- [Provided data]
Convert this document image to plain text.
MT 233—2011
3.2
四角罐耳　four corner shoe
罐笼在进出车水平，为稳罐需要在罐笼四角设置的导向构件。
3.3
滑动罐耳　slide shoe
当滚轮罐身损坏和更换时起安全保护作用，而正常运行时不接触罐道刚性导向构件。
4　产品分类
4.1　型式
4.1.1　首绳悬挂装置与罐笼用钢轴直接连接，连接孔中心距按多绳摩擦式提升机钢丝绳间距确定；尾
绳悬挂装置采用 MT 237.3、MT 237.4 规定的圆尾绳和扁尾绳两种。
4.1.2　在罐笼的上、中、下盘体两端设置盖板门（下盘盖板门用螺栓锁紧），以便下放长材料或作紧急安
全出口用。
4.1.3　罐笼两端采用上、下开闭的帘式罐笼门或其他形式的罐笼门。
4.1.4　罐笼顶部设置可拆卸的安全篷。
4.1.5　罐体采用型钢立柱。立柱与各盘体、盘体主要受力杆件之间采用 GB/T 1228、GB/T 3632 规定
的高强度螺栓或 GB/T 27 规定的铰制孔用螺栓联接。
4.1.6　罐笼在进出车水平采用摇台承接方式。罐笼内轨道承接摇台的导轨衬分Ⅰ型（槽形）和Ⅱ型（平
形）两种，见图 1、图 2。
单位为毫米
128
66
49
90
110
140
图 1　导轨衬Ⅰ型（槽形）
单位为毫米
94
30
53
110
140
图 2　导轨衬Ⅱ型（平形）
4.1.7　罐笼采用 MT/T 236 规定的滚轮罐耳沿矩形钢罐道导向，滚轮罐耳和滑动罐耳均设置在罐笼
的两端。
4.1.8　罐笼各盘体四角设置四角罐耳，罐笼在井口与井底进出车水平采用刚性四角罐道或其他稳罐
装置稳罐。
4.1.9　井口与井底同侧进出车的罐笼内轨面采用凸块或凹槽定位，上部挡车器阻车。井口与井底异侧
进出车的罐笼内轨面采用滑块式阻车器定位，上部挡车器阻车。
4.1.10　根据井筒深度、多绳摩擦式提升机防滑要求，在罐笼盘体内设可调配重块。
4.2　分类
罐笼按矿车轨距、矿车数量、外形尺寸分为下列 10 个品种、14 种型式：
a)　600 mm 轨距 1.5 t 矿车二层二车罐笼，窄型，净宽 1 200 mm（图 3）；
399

- [Set problem] Within the material above, find the lines that contain the word "shoe"; copy them.

- [Finished task]
四角罐耳　four corner shoe
滑动罐耳　slide shoe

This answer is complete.